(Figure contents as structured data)
● ● ●

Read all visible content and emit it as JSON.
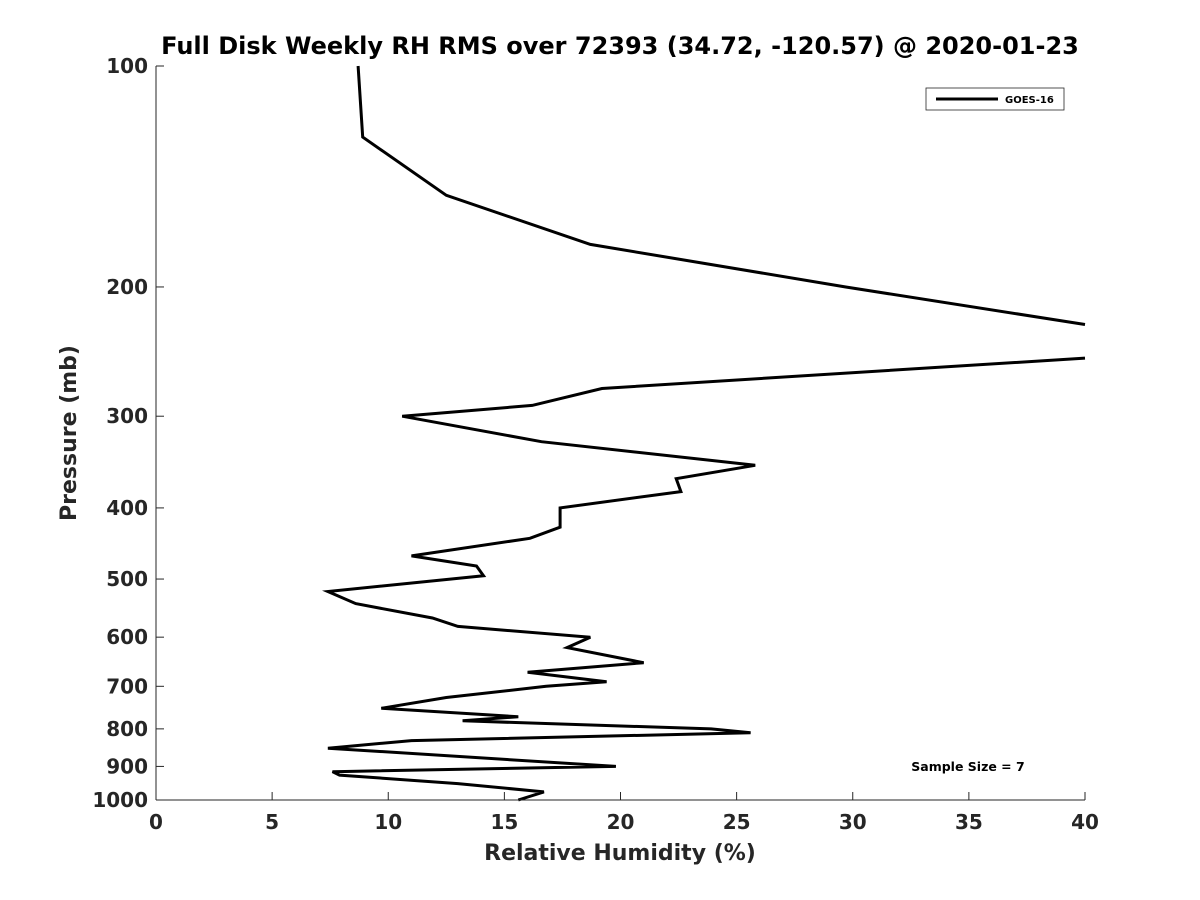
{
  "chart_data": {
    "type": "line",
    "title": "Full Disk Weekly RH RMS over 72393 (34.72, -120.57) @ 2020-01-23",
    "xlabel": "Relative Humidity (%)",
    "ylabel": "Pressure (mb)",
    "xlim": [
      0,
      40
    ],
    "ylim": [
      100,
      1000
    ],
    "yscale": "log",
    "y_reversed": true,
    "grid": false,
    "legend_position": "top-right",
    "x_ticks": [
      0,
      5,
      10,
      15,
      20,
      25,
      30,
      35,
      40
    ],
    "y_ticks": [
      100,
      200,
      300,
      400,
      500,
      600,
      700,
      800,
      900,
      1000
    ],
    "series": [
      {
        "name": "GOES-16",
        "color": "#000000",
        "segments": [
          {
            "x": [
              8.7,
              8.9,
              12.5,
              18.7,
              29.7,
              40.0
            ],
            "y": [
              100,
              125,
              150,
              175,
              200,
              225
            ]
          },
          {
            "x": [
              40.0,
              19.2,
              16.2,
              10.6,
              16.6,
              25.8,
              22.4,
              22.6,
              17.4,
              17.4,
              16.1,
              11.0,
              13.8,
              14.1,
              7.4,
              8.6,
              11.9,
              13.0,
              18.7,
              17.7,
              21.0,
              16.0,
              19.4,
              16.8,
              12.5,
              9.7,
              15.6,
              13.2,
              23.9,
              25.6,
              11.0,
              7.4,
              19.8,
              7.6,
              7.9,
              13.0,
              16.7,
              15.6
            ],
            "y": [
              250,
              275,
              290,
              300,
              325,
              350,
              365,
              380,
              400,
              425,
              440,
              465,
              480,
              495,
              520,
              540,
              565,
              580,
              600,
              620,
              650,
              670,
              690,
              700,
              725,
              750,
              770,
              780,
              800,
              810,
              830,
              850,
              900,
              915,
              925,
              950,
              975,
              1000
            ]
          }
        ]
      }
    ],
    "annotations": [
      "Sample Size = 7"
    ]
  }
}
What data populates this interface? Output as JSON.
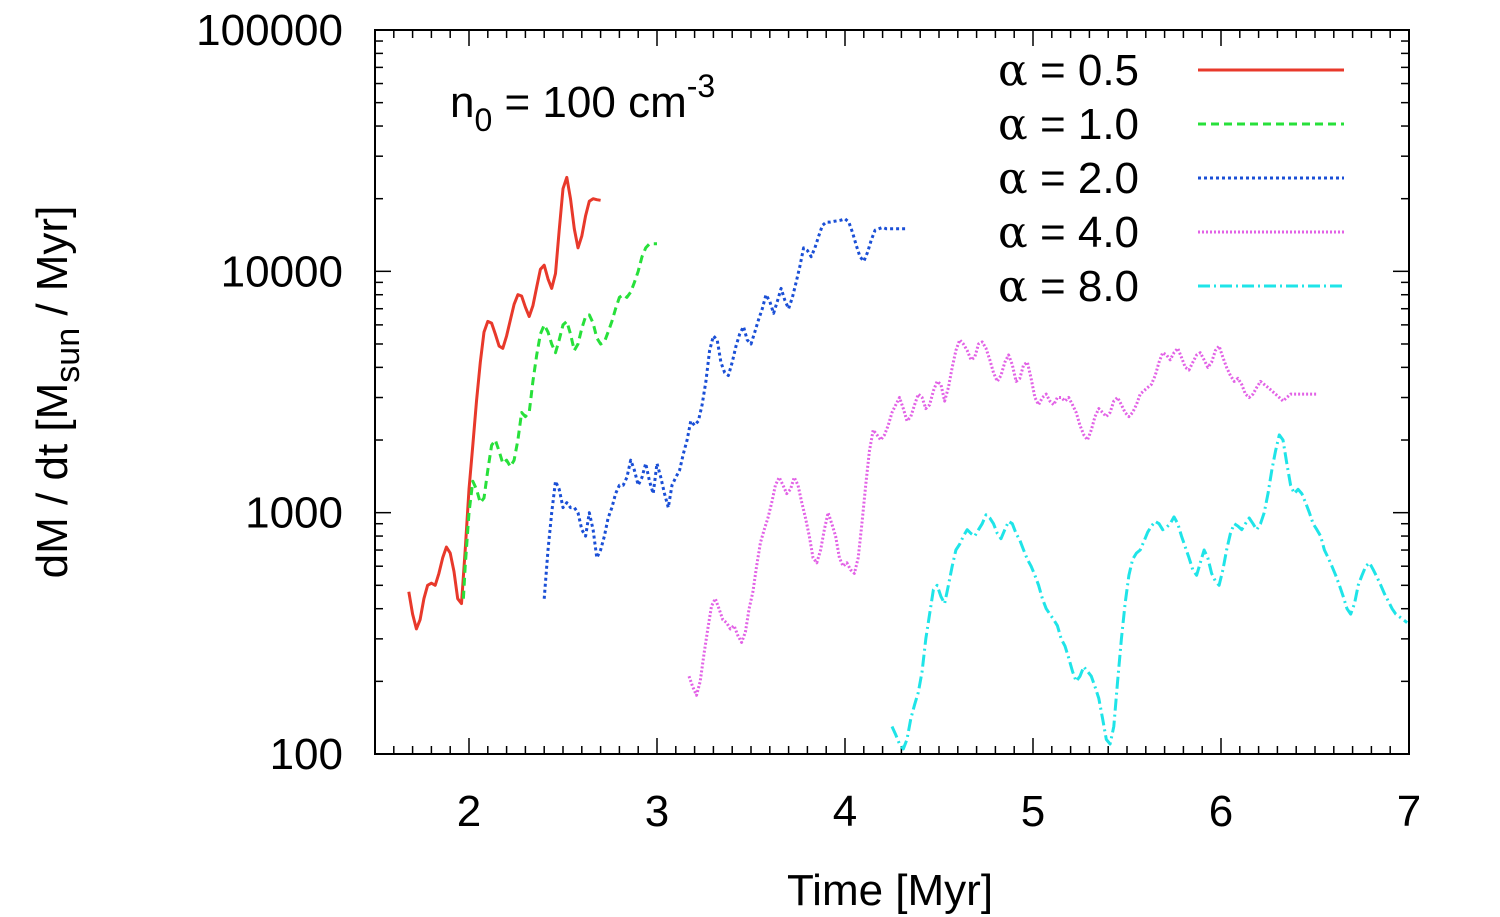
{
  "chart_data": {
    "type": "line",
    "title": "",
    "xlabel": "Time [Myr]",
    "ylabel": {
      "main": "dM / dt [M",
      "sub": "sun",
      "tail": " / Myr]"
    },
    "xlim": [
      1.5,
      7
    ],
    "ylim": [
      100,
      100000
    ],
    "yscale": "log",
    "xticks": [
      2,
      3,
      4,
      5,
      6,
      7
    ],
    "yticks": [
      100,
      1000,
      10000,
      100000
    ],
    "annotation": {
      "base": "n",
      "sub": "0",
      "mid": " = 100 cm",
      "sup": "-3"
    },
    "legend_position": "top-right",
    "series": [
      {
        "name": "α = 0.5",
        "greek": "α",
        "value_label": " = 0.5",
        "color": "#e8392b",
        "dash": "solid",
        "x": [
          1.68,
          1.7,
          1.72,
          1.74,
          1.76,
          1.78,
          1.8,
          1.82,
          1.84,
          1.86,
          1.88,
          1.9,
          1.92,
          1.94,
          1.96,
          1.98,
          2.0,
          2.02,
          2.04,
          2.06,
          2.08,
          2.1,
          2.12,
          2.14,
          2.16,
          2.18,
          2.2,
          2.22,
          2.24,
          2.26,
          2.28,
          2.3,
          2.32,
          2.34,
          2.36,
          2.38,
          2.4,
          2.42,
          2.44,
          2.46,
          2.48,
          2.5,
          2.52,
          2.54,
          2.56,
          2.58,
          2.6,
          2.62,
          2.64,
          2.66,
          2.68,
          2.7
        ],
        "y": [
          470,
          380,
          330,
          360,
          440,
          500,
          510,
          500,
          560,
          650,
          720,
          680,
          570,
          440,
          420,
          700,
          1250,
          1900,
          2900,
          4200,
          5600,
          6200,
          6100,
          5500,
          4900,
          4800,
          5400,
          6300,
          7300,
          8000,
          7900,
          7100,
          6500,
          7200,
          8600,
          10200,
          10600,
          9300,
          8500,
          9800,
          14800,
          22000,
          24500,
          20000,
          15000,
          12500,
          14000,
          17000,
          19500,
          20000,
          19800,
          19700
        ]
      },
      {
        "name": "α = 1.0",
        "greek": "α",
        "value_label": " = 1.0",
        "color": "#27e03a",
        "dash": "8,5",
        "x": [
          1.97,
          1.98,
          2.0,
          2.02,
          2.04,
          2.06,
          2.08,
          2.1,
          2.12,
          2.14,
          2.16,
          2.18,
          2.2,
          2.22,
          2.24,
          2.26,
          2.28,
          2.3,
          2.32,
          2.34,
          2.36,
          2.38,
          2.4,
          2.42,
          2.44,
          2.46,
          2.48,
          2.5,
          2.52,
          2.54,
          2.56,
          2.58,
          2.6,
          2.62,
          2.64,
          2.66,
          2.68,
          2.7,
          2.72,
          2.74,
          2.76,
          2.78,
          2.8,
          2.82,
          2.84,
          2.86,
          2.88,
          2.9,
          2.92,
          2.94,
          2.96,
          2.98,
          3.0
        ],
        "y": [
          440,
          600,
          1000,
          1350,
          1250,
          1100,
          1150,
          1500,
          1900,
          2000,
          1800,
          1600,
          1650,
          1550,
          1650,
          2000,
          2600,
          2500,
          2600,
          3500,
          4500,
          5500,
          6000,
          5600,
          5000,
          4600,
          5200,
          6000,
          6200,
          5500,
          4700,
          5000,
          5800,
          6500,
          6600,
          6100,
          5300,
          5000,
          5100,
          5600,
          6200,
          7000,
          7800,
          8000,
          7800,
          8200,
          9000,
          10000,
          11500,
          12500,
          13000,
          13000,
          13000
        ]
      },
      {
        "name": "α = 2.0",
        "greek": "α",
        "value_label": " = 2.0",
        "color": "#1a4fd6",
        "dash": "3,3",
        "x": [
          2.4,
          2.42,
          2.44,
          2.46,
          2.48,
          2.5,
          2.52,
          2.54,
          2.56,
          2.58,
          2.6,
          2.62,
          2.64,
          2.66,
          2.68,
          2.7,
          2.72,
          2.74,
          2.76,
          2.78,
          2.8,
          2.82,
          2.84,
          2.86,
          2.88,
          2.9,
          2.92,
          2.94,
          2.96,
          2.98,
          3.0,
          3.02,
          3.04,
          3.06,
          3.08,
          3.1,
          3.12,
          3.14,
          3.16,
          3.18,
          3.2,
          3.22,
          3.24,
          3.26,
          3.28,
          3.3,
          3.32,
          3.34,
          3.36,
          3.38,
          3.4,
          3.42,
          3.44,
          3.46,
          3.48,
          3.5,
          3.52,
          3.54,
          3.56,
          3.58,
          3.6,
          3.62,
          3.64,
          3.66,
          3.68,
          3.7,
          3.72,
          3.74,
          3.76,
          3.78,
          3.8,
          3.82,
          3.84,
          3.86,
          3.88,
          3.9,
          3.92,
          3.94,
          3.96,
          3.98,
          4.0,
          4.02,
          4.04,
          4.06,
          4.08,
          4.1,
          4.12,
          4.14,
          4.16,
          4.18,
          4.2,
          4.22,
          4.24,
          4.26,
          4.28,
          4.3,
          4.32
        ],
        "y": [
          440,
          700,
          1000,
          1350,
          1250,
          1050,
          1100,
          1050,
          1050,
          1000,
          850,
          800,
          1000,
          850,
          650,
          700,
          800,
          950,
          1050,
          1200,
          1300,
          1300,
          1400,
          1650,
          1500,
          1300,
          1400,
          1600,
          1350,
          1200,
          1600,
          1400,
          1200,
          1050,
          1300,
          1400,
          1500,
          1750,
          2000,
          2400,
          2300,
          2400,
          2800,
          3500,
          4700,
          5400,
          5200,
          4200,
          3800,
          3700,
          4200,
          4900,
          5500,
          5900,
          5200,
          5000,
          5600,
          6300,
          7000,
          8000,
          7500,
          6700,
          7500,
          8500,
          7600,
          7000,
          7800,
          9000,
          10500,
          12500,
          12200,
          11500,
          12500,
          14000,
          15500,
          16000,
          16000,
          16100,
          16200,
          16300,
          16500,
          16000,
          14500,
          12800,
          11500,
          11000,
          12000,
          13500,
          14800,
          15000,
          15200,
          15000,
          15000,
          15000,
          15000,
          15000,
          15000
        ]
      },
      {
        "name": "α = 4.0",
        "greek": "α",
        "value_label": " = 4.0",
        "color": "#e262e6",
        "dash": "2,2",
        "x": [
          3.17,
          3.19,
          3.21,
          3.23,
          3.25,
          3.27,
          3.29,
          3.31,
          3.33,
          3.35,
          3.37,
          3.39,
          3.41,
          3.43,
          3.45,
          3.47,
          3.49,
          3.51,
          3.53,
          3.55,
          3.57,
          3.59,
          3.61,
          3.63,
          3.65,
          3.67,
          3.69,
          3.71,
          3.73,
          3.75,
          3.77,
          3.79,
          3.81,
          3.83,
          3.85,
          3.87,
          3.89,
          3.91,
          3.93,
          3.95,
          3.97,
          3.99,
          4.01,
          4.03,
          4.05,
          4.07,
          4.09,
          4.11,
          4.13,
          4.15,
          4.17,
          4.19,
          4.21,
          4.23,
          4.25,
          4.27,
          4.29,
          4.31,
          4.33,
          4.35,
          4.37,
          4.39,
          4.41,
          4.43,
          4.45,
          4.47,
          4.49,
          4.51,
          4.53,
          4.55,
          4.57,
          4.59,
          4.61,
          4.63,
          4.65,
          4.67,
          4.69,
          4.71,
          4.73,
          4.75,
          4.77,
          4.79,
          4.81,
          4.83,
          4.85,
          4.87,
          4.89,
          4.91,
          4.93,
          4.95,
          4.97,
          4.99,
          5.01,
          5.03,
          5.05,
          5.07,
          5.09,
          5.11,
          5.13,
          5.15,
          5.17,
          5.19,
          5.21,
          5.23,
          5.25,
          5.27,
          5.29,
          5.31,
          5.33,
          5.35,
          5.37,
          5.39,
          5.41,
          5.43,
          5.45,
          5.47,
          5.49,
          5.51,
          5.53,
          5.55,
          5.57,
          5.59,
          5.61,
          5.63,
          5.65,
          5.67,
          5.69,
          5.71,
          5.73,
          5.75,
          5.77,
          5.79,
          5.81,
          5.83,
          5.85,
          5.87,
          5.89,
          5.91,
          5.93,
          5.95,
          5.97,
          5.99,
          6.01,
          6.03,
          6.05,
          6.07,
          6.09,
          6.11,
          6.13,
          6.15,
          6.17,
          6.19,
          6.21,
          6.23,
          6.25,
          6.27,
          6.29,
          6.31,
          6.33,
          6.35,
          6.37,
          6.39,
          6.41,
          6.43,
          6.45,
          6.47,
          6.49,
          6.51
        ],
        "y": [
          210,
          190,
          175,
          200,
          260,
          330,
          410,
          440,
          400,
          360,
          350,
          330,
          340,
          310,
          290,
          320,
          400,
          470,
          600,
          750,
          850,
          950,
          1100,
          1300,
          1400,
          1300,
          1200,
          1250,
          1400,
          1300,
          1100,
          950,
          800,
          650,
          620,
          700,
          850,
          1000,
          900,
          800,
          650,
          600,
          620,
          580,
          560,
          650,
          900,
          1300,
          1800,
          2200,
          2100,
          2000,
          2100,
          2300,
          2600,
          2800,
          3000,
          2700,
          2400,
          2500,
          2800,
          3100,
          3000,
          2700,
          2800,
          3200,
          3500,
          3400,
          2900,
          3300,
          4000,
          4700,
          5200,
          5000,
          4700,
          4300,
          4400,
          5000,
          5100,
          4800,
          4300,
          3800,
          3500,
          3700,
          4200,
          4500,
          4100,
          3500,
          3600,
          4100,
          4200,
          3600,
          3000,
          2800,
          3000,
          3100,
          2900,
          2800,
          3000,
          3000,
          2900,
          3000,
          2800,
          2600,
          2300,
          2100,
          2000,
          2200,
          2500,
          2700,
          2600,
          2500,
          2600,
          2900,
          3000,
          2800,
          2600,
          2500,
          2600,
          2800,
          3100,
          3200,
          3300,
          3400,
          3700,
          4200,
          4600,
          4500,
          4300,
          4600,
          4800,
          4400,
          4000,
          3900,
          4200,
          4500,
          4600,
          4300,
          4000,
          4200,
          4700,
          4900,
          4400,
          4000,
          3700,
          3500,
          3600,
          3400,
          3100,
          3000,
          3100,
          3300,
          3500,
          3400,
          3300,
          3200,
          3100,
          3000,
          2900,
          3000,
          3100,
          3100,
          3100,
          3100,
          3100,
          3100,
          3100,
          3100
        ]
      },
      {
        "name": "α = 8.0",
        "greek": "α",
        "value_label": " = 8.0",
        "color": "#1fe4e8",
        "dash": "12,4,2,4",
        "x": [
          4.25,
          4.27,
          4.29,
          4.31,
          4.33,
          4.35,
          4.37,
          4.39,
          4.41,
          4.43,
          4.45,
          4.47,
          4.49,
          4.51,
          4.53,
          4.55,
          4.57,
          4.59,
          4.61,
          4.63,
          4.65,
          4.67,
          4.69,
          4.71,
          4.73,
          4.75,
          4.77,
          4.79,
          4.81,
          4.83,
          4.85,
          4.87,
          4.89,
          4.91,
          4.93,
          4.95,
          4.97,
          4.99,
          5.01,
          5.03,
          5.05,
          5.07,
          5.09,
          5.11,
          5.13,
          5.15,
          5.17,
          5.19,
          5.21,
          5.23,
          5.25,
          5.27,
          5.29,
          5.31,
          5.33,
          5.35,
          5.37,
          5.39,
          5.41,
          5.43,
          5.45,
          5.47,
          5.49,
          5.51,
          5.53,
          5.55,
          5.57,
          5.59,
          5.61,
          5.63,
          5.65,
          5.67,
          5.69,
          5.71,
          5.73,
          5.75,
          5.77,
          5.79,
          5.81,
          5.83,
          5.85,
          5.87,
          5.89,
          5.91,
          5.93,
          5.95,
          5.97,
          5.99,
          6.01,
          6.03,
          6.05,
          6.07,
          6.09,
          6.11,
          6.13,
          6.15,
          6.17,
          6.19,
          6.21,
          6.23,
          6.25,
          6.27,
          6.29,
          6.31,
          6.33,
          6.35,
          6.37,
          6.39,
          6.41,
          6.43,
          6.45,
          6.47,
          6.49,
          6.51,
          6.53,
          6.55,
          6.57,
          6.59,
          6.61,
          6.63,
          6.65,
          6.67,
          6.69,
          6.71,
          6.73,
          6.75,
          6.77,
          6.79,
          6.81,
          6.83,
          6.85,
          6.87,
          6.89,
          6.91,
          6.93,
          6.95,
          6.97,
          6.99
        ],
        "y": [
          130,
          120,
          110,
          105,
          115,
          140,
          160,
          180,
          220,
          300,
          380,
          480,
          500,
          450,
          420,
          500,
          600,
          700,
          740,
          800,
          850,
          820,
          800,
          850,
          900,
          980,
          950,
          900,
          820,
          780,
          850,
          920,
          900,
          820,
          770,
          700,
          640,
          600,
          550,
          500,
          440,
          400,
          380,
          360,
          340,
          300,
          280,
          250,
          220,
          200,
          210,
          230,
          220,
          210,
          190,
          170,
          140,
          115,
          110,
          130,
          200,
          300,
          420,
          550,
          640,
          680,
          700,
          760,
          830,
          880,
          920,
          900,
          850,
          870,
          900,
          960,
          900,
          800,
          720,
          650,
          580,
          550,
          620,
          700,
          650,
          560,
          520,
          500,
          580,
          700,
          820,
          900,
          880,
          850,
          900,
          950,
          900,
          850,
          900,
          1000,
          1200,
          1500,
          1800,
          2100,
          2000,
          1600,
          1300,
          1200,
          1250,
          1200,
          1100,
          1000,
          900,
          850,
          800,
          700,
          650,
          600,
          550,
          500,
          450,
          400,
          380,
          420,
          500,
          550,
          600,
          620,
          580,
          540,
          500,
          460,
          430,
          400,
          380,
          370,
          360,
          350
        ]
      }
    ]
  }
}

● ● ●

▸ **What the task requires**:
Pull out every line of the records above that contains the word "title".

▸ **Written answer**:
    "title": "Full Disk Weekly RH RMS over 72393 (34.72, -120.57) @ 2020-01-23",
    "title": "",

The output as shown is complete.